* TASK TO COMPLETE: Each entry below should be reproduced character for character.

start

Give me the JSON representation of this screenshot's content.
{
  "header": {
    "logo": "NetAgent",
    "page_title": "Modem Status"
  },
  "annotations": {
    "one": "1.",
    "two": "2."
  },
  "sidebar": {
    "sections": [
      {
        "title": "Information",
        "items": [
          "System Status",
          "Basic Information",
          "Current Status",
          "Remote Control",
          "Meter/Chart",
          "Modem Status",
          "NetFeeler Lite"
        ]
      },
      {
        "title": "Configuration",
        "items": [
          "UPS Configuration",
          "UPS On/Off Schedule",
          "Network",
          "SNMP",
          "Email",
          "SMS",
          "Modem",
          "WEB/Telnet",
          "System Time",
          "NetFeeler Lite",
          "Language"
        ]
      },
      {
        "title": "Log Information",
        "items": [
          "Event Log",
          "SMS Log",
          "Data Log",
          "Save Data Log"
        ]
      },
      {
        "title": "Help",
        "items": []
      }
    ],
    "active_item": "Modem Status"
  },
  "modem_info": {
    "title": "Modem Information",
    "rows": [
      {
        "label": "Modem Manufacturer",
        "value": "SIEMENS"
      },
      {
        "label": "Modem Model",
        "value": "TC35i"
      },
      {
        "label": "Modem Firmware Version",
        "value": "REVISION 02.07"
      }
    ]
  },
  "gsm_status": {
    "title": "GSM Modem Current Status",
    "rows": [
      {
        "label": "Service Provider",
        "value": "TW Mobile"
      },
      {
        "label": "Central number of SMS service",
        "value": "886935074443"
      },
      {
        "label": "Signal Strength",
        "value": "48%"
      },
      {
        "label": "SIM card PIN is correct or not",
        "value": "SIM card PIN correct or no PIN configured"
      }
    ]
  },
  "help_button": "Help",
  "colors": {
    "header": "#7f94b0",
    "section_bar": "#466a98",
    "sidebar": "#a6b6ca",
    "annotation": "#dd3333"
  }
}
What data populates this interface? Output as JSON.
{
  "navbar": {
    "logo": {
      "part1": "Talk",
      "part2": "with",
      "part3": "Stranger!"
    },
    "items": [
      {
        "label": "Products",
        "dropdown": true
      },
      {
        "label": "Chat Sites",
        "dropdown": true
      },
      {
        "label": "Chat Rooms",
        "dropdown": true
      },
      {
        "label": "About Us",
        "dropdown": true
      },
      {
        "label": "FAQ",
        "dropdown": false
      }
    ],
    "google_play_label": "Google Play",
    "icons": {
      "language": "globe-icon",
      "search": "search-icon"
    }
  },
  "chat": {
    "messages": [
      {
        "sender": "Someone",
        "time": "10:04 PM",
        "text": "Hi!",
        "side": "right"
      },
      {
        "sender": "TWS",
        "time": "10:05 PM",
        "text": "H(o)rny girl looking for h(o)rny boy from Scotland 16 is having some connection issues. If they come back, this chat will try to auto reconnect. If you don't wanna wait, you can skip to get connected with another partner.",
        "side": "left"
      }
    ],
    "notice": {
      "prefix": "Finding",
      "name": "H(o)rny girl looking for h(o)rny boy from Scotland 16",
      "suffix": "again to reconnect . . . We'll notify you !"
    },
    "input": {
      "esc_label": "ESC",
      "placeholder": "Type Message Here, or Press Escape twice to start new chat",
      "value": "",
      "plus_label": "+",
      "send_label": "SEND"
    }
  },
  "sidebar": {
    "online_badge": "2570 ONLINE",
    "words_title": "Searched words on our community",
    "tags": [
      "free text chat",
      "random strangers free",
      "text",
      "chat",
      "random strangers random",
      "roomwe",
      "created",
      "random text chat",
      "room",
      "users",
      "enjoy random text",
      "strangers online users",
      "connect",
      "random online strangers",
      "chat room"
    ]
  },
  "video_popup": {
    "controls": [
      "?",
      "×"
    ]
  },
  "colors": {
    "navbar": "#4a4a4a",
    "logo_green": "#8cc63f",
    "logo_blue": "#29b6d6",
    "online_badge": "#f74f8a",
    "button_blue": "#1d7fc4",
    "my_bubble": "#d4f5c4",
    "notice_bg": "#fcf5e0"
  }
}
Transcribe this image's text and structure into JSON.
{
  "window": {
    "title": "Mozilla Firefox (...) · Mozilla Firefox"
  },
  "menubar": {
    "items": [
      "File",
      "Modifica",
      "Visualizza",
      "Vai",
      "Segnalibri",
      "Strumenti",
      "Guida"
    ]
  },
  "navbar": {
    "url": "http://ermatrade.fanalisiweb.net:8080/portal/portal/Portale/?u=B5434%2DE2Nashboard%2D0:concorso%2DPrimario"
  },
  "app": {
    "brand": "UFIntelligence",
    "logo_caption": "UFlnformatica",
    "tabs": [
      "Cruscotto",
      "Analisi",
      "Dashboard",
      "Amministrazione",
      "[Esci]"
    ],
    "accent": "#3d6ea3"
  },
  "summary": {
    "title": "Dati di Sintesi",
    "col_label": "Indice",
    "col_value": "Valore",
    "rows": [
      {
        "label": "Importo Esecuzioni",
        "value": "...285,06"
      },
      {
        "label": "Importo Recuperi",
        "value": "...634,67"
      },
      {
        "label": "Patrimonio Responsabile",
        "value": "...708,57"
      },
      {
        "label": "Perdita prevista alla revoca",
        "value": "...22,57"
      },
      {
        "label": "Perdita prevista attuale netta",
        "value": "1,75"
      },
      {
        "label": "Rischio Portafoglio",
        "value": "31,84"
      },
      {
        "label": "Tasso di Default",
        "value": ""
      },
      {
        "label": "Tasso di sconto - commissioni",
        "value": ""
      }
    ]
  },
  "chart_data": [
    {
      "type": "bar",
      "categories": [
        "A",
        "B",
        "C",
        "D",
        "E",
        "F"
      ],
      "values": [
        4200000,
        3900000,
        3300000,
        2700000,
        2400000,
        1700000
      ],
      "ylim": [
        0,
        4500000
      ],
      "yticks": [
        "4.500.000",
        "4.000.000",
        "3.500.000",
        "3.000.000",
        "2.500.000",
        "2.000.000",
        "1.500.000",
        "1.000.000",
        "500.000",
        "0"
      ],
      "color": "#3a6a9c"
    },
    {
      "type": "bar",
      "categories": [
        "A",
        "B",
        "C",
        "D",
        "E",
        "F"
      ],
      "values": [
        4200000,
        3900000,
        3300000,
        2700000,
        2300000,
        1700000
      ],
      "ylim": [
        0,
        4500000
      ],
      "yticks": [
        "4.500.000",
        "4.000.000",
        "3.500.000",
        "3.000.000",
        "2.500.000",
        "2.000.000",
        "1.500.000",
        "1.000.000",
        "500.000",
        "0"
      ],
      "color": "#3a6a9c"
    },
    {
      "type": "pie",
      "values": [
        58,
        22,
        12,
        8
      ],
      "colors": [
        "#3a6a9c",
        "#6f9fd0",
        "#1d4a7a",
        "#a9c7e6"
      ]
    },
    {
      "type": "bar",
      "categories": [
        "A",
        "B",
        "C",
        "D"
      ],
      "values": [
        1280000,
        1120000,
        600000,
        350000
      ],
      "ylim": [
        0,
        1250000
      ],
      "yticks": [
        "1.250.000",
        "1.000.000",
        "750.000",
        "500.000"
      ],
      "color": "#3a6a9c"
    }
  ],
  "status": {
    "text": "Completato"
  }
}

end

* ANSWER TO THE TASK:
Give me the JSON representation of this screenshot's content.
{
  "header": {
    "logo": "NetAgent",
    "page_title": "Modem Status"
  },
  "annotations": {
    "one": "1.",
    "two": "2."
  },
  "sidebar": {
    "sections": [
      {
        "title": "Information",
        "items": [
          "System Status",
          "Basic Information",
          "Current Status",
          "Remote Control",
          "Meter/Chart",
          "Modem Status",
          "NetFeeler Lite"
        ]
      },
      {
        "title": "Configuration",
        "items": [
          "UPS Configuration",
          "UPS On/Off Schedule",
          "Network",
          "SNMP",
          "Email",
          "SMS",
          "Modem",
          "WEB/Telnet",
          "System Time",
          "NetFeeler Lite",
          "Language"
        ]
      },
      {
        "title": "Log Information",
        "items": [
          "Event Log",
          "SMS Log",
          "Data Log",
          "Save Data Log"
        ]
      },
      {
        "title": "Help",
        "items": []
      }
    ],
    "active_item": "Modem Status"
  },
  "modem_info": {
    "title": "Modem Information",
    "rows": [
      {
        "label": "Modem Manufacturer",
        "value": "SIEMENS"
      },
      {
        "label": "Modem Model",
        "value": "TC35i"
      },
      {
        "label": "Modem Firmware Version",
        "value": "REVISION 02.07"
      }
    ]
  },
  "gsm_status": {
    "title": "GSM Modem Current Status",
    "rows": [
      {
        "label": "Service Provider",
        "value": "TW Mobile"
      },
      {
        "label": "Central number of SMS service",
        "value": "886935074443"
      },
      {
        "label": "Signal Strength",
        "value": "48%"
      },
      {
        "label": "SIM card PIN is correct or not",
        "value": "SIM card PIN correct or no PIN configured"
      }
    ]
  },
  "help_button": "Help",
  "colors": {
    "header": "#7f94b0",
    "section_bar": "#466a98",
    "sidebar": "#a6b6ca",
    "annotation": "#dd3333"
  }
}
What data populates this interface? Output as JSON.
{
  "navbar": {
    "logo": {
      "part1": "Talk",
      "part2": "with",
      "part3": "Stranger!"
    },
    "items": [
      {
        "label": "Products",
        "dropdown": true
      },
      {
        "label": "Chat Sites",
        "dropdown": true
      },
      {
        "label": "Chat Rooms",
        "dropdown": true
      },
      {
        "label": "About Us",
        "dropdown": true
      },
      {
        "label": "FAQ",
        "dropdown": false
      }
    ],
    "google_play_label": "Google Play",
    "icons": {
      "language": "globe-icon",
      "search": "search-icon"
    }
  },
  "chat": {
    "messages": [
      {
        "sender": "Someone",
        "time": "10:04 PM",
        "text": "Hi!",
        "side": "right"
      },
      {
        "sender": "TWS",
        "time": "10:05 PM",
        "text": "H(o)rny girl looking for h(o)rny boy from Scotland 16 is having some connection issues. If they come back, this chat will try to auto reconnect. If you don't wanna wait, you can skip to get connected with another partner.",
        "side": "left"
      }
    ],
    "notice": {
      "prefix": "Finding",
      "name": "H(o)rny girl looking for h(o)rny boy from Scotland 16",
      "suffix": "again to reconnect . . . We'll notify you !"
    },
    "input": {
      "esc_label": "ESC",
      "placeholder": "Type Message Here, or Press Escape twice to start new chat",
      "value": "",
      "plus_label": "+",
      "send_label": "SEND"
    }
  },
  "sidebar": {
    "online_badge": "2570 ONLINE",
    "words_title": "Searched words on our community",
    "tags": [
      "free text chat",
      "random strangers free",
      "text",
      "chat",
      "random strangers random",
      "roomwe",
      "created",
      "random text chat",
      "room",
      "users",
      "enjoy random text",
      "strangers online users",
      "connect",
      "random online strangers",
      "chat room"
    ]
  },
  "video_popup": {
    "controls": [
      "?",
      "×"
    ]
  },
  "colors": {
    "navbar": "#4a4a4a",
    "logo_green": "#8cc63f",
    "logo_blue": "#29b6d6",
    "online_badge": "#f74f8a",
    "button_blue": "#1d7fc4",
    "my_bubble": "#d4f5c4",
    "notice_bg": "#fcf5e0"
  }
}
Transcribe this image's text and structure into JSON.
{
  "window": {
    "title": "Mozilla Firefox (...) · Mozilla Firefox"
  },
  "menubar": {
    "items": [
      "File",
      "Modifica",
      "Visualizza",
      "Vai",
      "Segnalibri",
      "Strumenti",
      "Guida"
    ]
  },
  "navbar": {
    "url": "http://ermatrade.fanalisiweb.net:8080/portal/portal/Portale/?u=B5434%2DE2Nashboard%2D0:concorso%2DPrimario"
  },
  "app": {
    "brand": "UFIntelligence",
    "logo_caption": "UFlnformatica",
    "tabs": [
      "Cruscotto",
      "Analisi",
      "Dashboard",
      "Amministrazione",
      "[Esci]"
    ],
    "accent": "#3d6ea3"
  },
  "summary": {
    "title": "Dati di Sintesi",
    "col_label": "Indice",
    "col_value": "Valore",
    "rows": [
      {
        "label": "Importo Esecuzioni",
        "value": "...285,06"
      },
      {
        "label": "Importo Recuperi",
        "value": "...634,67"
      },
      {
        "label": "Patrimonio Responsabile",
        "value": "...708,57"
      },
      {
        "label": "Perdita prevista alla revoca",
        "value": "...22,57"
      },
      {
        "label": "Perdita prevista attuale netta",
        "value": "1,75"
      },
      {
        "label": "Rischio Portafoglio",
        "value": "31,84"
      },
      {
        "label": "Tasso di Default",
        "value": ""
      },
      {
        "label": "Tasso di sconto - commissioni",
        "value": ""
      }
    ]
  },
  "chart_data": [
    {
      "type": "bar",
      "categories": [
        "A",
        "B",
        "C",
        "D",
        "E",
        "F"
      ],
      "values": [
        4200000,
        3900000,
        3300000,
        2700000,
        2400000,
        1700000
      ],
      "ylim": [
        0,
        4500000
      ],
      "yticks": [
        "4.500.000",
        "4.000.000",
        "3.500.000",
        "3.000.000",
        "2.500.000",
        "2.000.000",
        "1.500.000",
        "1.000.000",
        "500.000",
        "0"
      ],
      "color": "#3a6a9c"
    },
    {
      "type": "bar",
      "categories": [
        "A",
        "B",
        "C",
        "D",
        "E",
        "F"
      ],
      "values": [
        4200000,
        3900000,
        3300000,
        2700000,
        2300000,
        1700000
      ],
      "ylim": [
        0,
        4500000
      ],
      "yticks": [
        "4.500.000",
        "4.000.000",
        "3.500.000",
        "3.000.000",
        "2.500.000",
        "2.000.000",
        "1.500.000",
        "1.000.000",
        "500.000",
        "0"
      ],
      "color": "#3a6a9c"
    },
    {
      "type": "pie",
      "values": [
        58,
        22,
        12,
        8
      ],
      "colors": [
        "#3a6a9c",
        "#6f9fd0",
        "#1d4a7a",
        "#a9c7e6"
      ]
    },
    {
      "type": "bar",
      "categories": [
        "A",
        "B",
        "C",
        "D"
      ],
      "values": [
        1280000,
        1120000,
        600000,
        350000
      ],
      "ylim": [
        0,
        1250000
      ],
      "yticks": [
        "1.250.000",
        "1.000.000",
        "750.000",
        "500.000"
      ],
      "color": "#3a6a9c"
    }
  ],
  "status": {
    "text": "Completato"
  }
}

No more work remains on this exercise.